**Text block**

────────

Multiple COVID-19 variants have been documented in the United States and globally during this pandemic, but scientists are primarily concerned with three variants. Evidence suggests that these new variants spread more quickly than others within the United States.
There’s one from the UK (B.1.1.7), which is more contagious and already circulating in the United States. Earlier this week officials detected the first confirmed case of the Brazil variant (P.1) in Minnesota. And today, the first identified South African variant (B.1.351) was found in South Carolina.
Are the new variants more contagious?
There is some data that suggests that the B.1.1.7 variant from the UK is more transmissible. One theory is that the B.1.1.7 variant is stickier. It requires a smaller amount of virus and adheres better to your cells. Another theory is that it causes people to maintain more particles in their noses and throats. That means more virus is expelled when people talk, cough, or sneeze and will spread faster. Some experts say the British variant will probably become the dominant source of infection in the United States by March.
The concern with the Brazilian P.1 is twofold: Scientists don’t understand why the variant has spread so explosively in Brazil, and the variant carries a particularly dangerous set of mutations. P.1 has two mutations that scientists have already shown reduce antibody binding.
Some tests suggest the South African and Brazilian variants may be less susceptible to antibody drugs or antibody-rich blood from COVID-19 survivors, both of which help people fight off the virus.
Do we need to protect ourselves more from the new variants?
Higher transmission could mean more cases, which can increase the risk for individuals. It may be necessary to re-implement closures and restrictions to flatten the curve if it starts to rise.

────────

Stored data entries
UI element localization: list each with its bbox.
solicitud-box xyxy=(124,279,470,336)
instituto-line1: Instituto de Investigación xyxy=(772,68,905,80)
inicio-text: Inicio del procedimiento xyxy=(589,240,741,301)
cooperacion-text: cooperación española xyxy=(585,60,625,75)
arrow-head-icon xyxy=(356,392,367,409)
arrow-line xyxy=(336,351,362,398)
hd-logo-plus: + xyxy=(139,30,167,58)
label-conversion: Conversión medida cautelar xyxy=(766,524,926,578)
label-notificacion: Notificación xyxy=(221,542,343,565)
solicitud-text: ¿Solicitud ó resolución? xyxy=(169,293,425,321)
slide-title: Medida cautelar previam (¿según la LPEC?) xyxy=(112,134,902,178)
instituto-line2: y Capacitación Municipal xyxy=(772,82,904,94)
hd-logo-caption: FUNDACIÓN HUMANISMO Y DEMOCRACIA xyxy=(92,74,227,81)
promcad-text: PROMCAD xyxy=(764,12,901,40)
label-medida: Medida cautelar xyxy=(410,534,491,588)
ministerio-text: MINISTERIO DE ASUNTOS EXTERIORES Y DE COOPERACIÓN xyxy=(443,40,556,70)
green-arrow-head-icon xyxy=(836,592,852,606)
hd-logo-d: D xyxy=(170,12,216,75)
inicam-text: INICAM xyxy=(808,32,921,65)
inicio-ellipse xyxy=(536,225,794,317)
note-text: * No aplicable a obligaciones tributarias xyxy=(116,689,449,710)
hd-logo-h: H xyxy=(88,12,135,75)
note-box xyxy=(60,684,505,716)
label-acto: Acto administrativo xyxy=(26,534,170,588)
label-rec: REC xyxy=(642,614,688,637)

────────

**What to do**
A – In the passage on COVID-19 variants, where was the first identified South African variant (B.1.351) found?
B – Write the next part of the passage on COVID-19 variants, picking up after its final sentence.
The items have no connection to the passage on COVID-19 variants.

**Answers provided**
A – It was found in South Carolina.

B –
We need to continue to practice social distancing, wear masks, frequent hand washing, and disinfection surfaces to protect yourself and your family.
Will the Pfizer and Moderna COVID-19 vaccines still work with the new variants?
From looking at the mutations in the spike, or S, the protein of the new UK variant, it seems the virus should still be susceptible to the antibodies induced by the vaccine.
A study found that the Pfizer Covid-19 vaccine works against mutations found in the UK and South Africa variants. Moderna says its COVID-19 vaccine continues to protect against the U.K. and one first seen in South Africa.
Influenza mutates at a faster rate than SARS-CoV-2, and it seems to handle more mutations in its genes, which makes it more likely to evolve resistance to preexisting antibodies. We don’t yet know how well the SARS-CoV-2 S protein can tolerate mutations, so it’s difficult to predict if it will eventually behave like influenza and force us to update the COVID-19 vaccine. Fortunately, the technology used to make the Moderna and Pfizer COVID-19 vaccines is easy to update for a new lineage or strain of S protein
Both Pfizer and Moderna are developing booster shots so that their COVID-19 vaccines can protect against the new variants.